## EXERCISE TASK
Without the images, write out the whole listing exactly.

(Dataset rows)
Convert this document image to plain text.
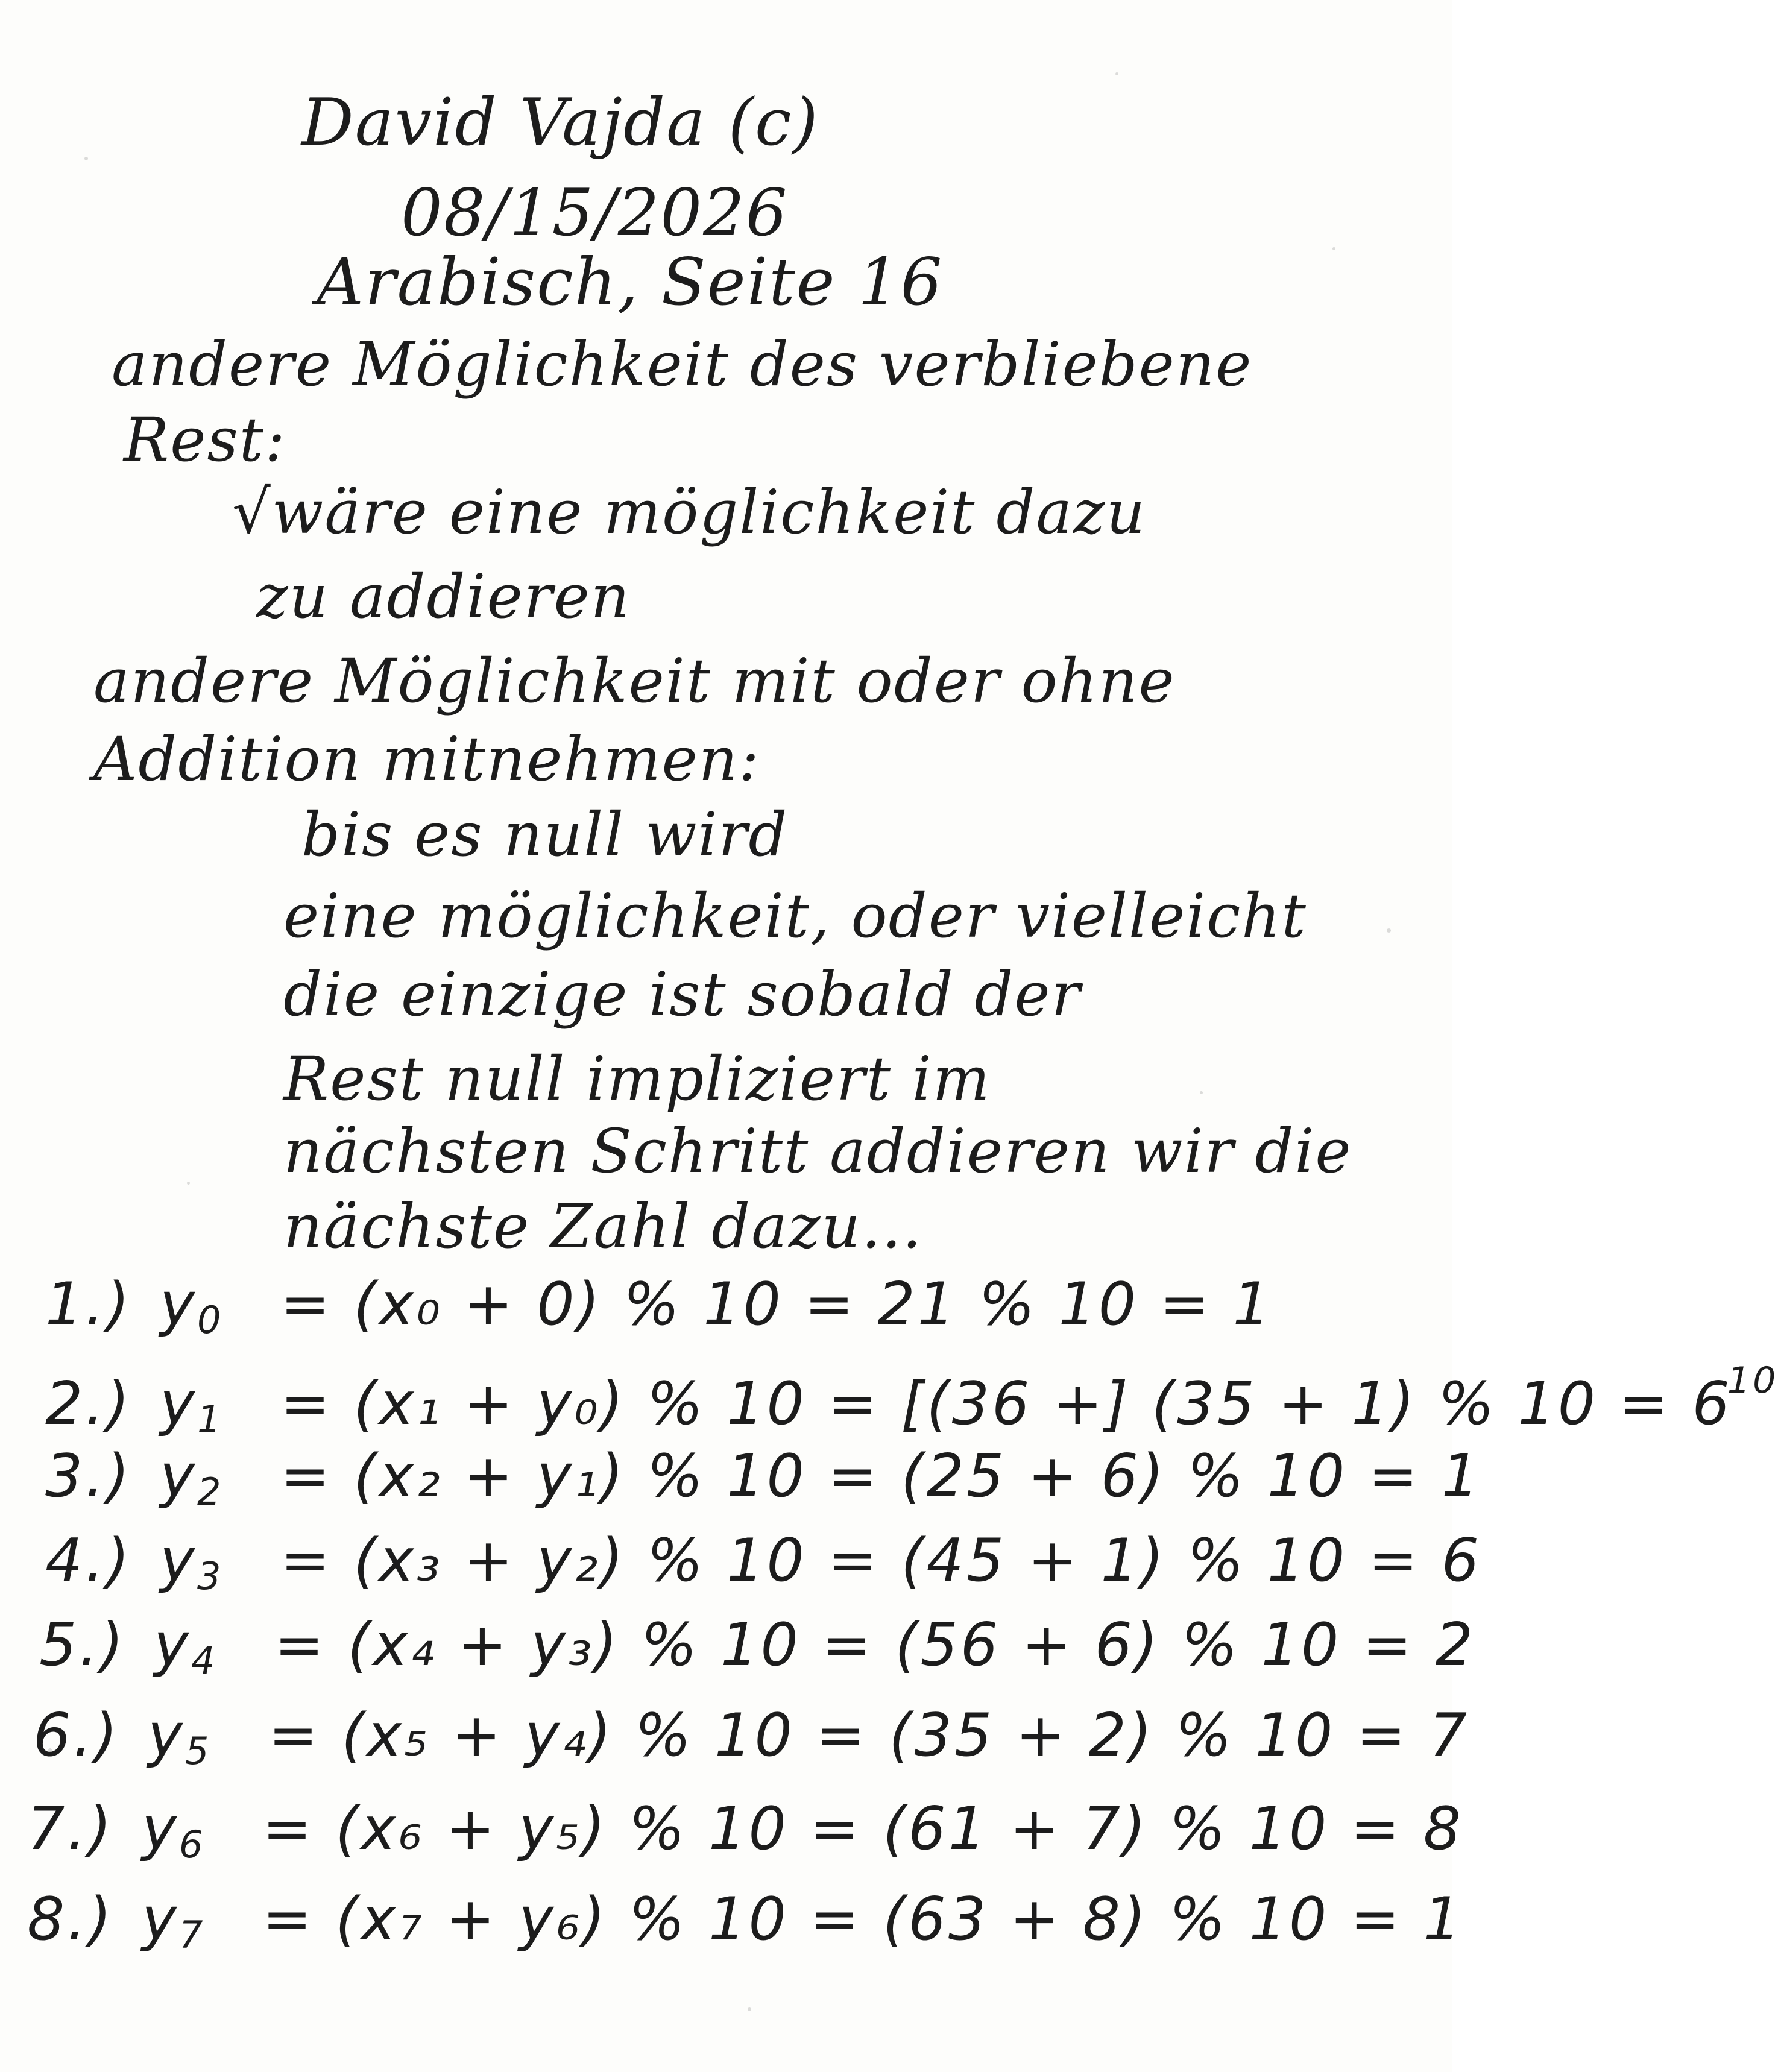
David Vajda (c)
08/15/2026
Arabisch, Seite 16
andere Möglichkeit des verbliebene
Rest:
√wäre eine möglichkeit dazu
zu addieren
andere Möglichkeit mit oder ohne
Addition mitnehmen:
bis es null wird
eine möglichkeit, oder vielleicht
die einzige ist sobald der
Rest null impliziert im
nächsten Schritt addieren wir die
nächste Zahl dazu...
1.) $y_0 = (x_0 + 0)$ % 10 = 21 % 10 = 1
2.) $y_1 = (x_1 + y_0)$ % 10 = [(36 +] (35 + 1) % $10 = 6^{10}$
3.) $y_2 = (x_2 + y_1)$ % 10 = (25 + 6) % 10 = 1
4.) $y_3 = (x_3 + y_2)$ % 10 = (45 + 1) % 10 = 6
5.) $y_4 = (x_4 + y_3)$ % 10 = (56 + 6) % 10 = 2
6.) $y_5 = (x_5 + y_4)$ % 10 = (35 + 2) % 10 = 7
7.) $y_6 = (x_6 + y_5)$ % 10 = (61 + 7) % 10 = 8
8.) $y_7 = (x_7 + y_6)$ % 10 = (63 + 8) % 10 = 1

## WRITTEN ANSWER
Convert this document image to plain text.
David Vajda (c)
08/15/2026
Arabisch, Seite 16
andere Möglichkeit des verbliebene
Rest:
√wäre eine möglichkeit dazu
zu addieren
andere Möglichkeit mit oder ohne
Addition mitnehmen:
bis es null wird
eine möglichkeit, oder vielleicht
die einzige ist sobald der
Rest null impliziert im
nächsten Schritt addieren wir die
nächste Zahl dazu...
1.) $y_0 = (x_0 + 0)$ % 10 = 21 % 10 = 1
2.) $y_1 = (x_1 + y_0)$ % 10 = [(36 +] (35 + 1) % $10 = 6^{10}$
3.) $y_2 = (x_2 + y_1)$ % 10 = (25 + 6) % 10 = 1
4.) $y_3 = (x_3 + y_2)$ % 10 = (45 + 1) % 10 = 6
5.) $y_4 = (x_4 + y_3)$ % 10 = (56 + 6) % 10 = 2
6.) $y_5 = (x_5 + y_4)$ % 10 = (35 + 2) % 10 = 7
7.) $y_6 = (x_6 + y_5)$ % 10 = (61 + 7) % 10 = 8
8.) $y_7 = (x_7 + y_6)$ % 10 = (63 + 8) % 10 = 1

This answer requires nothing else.